### [GIVEN EXERCISE]
Repeat, line for line, the entries printed below.

[START MATERIAL SHOWN]

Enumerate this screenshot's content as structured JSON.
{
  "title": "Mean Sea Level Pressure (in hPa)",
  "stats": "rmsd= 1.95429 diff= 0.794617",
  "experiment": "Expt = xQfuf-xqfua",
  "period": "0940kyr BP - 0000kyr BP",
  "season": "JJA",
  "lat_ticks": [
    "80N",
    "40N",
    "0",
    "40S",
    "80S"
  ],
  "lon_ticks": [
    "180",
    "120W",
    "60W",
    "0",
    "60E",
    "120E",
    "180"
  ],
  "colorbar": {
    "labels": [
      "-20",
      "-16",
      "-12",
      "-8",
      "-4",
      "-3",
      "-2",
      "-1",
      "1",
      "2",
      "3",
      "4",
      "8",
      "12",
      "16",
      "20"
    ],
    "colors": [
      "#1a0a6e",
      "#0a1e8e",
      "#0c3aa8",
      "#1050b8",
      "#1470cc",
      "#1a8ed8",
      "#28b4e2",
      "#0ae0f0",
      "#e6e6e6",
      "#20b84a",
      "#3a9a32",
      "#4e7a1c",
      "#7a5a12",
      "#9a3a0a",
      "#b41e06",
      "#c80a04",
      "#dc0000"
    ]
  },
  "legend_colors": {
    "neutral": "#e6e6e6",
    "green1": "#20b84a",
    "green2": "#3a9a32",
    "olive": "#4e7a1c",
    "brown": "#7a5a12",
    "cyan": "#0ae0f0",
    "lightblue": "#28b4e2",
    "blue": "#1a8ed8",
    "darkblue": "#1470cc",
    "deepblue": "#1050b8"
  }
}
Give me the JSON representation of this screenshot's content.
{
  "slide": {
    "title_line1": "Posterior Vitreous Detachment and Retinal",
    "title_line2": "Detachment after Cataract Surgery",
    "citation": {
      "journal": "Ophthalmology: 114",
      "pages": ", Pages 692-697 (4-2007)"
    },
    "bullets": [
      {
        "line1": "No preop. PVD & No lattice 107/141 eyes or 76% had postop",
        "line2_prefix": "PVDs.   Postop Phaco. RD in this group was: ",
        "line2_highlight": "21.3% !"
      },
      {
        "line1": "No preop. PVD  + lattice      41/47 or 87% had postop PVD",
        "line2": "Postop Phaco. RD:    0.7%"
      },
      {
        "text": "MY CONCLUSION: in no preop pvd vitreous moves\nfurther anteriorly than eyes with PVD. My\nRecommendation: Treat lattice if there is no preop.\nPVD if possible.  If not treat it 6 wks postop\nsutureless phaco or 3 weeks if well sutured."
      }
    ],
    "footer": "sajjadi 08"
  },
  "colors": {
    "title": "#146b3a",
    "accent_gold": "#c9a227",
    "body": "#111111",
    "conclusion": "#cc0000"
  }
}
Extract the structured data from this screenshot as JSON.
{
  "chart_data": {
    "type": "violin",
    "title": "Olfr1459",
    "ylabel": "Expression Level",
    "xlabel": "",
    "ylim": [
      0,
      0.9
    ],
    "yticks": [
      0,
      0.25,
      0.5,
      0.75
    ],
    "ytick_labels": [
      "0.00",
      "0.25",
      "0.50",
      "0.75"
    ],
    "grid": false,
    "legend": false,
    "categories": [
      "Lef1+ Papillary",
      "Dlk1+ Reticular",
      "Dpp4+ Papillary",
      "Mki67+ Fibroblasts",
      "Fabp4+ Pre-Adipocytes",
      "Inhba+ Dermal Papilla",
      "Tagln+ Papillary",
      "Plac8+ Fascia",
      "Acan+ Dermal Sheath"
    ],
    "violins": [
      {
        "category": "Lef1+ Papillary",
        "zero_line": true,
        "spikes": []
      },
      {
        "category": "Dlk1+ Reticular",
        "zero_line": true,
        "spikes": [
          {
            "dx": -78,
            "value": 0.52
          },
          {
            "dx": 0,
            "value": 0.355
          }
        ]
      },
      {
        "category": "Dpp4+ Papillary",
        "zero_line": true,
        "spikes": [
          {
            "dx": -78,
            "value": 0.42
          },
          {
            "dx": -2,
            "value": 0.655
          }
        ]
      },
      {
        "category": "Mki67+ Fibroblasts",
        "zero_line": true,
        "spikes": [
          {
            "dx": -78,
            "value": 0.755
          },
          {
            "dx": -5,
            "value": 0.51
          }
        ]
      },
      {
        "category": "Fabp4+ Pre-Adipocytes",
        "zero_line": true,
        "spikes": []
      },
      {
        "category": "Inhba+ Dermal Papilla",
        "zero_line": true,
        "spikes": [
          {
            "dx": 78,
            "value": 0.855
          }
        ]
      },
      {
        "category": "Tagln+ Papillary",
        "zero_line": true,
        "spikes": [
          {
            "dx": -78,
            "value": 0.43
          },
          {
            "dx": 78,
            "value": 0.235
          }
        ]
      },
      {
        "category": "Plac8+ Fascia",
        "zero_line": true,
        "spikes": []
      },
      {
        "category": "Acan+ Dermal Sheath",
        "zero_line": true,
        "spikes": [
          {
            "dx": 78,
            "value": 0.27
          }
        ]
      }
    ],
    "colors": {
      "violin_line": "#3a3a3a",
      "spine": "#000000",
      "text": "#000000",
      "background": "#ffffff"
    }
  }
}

[END MATERIAL SHOWN]

### [ANSWER FOR THIS EXERCISE]
Enumerate this screenshot's content as structured JSON.
{
  "title": "Mean Sea Level Pressure (in hPa)",
  "stats": "rmsd= 1.95429 diff= 0.794617",
  "experiment": "Expt = xQfuf-xqfua",
  "period": "0940kyr BP - 0000kyr BP",
  "season": "JJA",
  "lat_ticks": [
    "80N",
    "40N",
    "0",
    "40S",
    "80S"
  ],
  "lon_ticks": [
    "180",
    "120W",
    "60W",
    "0",
    "60E",
    "120E",
    "180"
  ],
  "colorbar": {
    "labels": [
      "-20",
      "-16",
      "-12",
      "-8",
      "-4",
      "-3",
      "-2",
      "-1",
      "1",
      "2",
      "3",
      "4",
      "8",
      "12",
      "16",
      "20"
    ],
    "colors": [
      "#1a0a6e",
      "#0a1e8e",
      "#0c3aa8",
      "#1050b8",
      "#1470cc",
      "#1a8ed8",
      "#28b4e2",
      "#0ae0f0",
      "#e6e6e6",
      "#20b84a",
      "#3a9a32",
      "#4e7a1c",
      "#7a5a12",
      "#9a3a0a",
      "#b41e06",
      "#c80a04",
      "#dc0000"
    ]
  },
  "legend_colors": {
    "neutral": "#e6e6e6",
    "green1": "#20b84a",
    "green2": "#3a9a32",
    "olive": "#4e7a1c",
    "brown": "#7a5a12",
    "cyan": "#0ae0f0",
    "lightblue": "#28b4e2",
    "blue": "#1a8ed8",
    "darkblue": "#1470cc",
    "deepblue": "#1050b8"
  }
}
Give me the JSON representation of this screenshot's content.
{
  "slide": {
    "title_line1": "Posterior Vitreous Detachment and Retinal",
    "title_line2": "Detachment after Cataract Surgery",
    "citation": {
      "journal": "Ophthalmology: 114",
      "pages": ", Pages 692-697 (4-2007)"
    },
    "bullets": [
      {
        "line1": "No preop. PVD & No lattice 107/141 eyes or 76% had postop",
        "line2_prefix": "PVDs.   Postop Phaco. RD in this group was: ",
        "line2_highlight": "21.3% !"
      },
      {
        "line1": "No preop. PVD  + lattice      41/47 or 87% had postop PVD",
        "line2": "Postop Phaco. RD:    0.7%"
      },
      {
        "text": "MY CONCLUSION: in no preop pvd vitreous moves\nfurther anteriorly than eyes with PVD. My\nRecommendation: Treat lattice if there is no preop.\nPVD if possible.  If not treat it 6 wks postop\nsutureless phaco or 3 weeks if well sutured."
      }
    ],
    "footer": "sajjadi 08"
  },
  "colors": {
    "title": "#146b3a",
    "accent_gold": "#c9a227",
    "body": "#111111",
    "conclusion": "#cc0000"
  }
}
Extract the structured data from this screenshot as JSON.
{
  "chart_data": {
    "type": "violin",
    "title": "Olfr1459",
    "ylabel": "Expression Level",
    "xlabel": "",
    "ylim": [
      0,
      0.9
    ],
    "yticks": [
      0,
      0.25,
      0.5,
      0.75
    ],
    "ytick_labels": [
      "0.00",
      "0.25",
      "0.50",
      "0.75"
    ],
    "grid": false,
    "legend": false,
    "categories": [
      "Lef1+ Papillary",
      "Dlk1+ Reticular",
      "Dpp4+ Papillary",
      "Mki67+ Fibroblasts",
      "Fabp4+ Pre-Adipocytes",
      "Inhba+ Dermal Papilla",
      "Tagln+ Papillary",
      "Plac8+ Fascia",
      "Acan+ Dermal Sheath"
    ],
    "violins": [
      {
        "category": "Lef1+ Papillary",
        "zero_line": true,
        "spikes": []
      },
      {
        "category": "Dlk1+ Reticular",
        "zero_line": true,
        "spikes": [
          {
            "dx": -78,
            "value": 0.52
          },
          {
            "dx": 0,
            "value": 0.355
          }
        ]
      },
      {
        "category": "Dpp4+ Papillary",
        "zero_line": true,
        "spikes": [
          {
            "dx": -78,
            "value": 0.42
          },
          {
            "dx": -2,
            "value": 0.655
          }
        ]
      },
      {
        "category": "Mki67+ Fibroblasts",
        "zero_line": true,
        "spikes": [
          {
            "dx": -78,
            "value": 0.755
          },
          {
            "dx": -5,
            "value": 0.51
          }
        ]
      },
      {
        "category": "Fabp4+ Pre-Adipocytes",
        "zero_line": true,
        "spikes": []
      },
      {
        "category": "Inhba+ Dermal Papilla",
        "zero_line": true,
        "spikes": [
          {
            "dx": 78,
            "value": 0.855
          }
        ]
      },
      {
        "category": "Tagln+ Papillary",
        "zero_line": true,
        "spikes": [
          {
            "dx": -78,
            "value": 0.43
          },
          {
            "dx": 78,
            "value": 0.235
          }
        ]
      },
      {
        "category": "Plac8+ Fascia",
        "zero_line": true,
        "spikes": []
      },
      {
        "category": "Acan+ Dermal Sheath",
        "zero_line": true,
        "spikes": [
          {
            "dx": 78,
            "value": 0.27
          }
        ]
      }
    ],
    "colors": {
      "violin_line": "#3a3a3a",
      "spine": "#000000",
      "text": "#000000",
      "background": "#ffffff"
    }
  }
}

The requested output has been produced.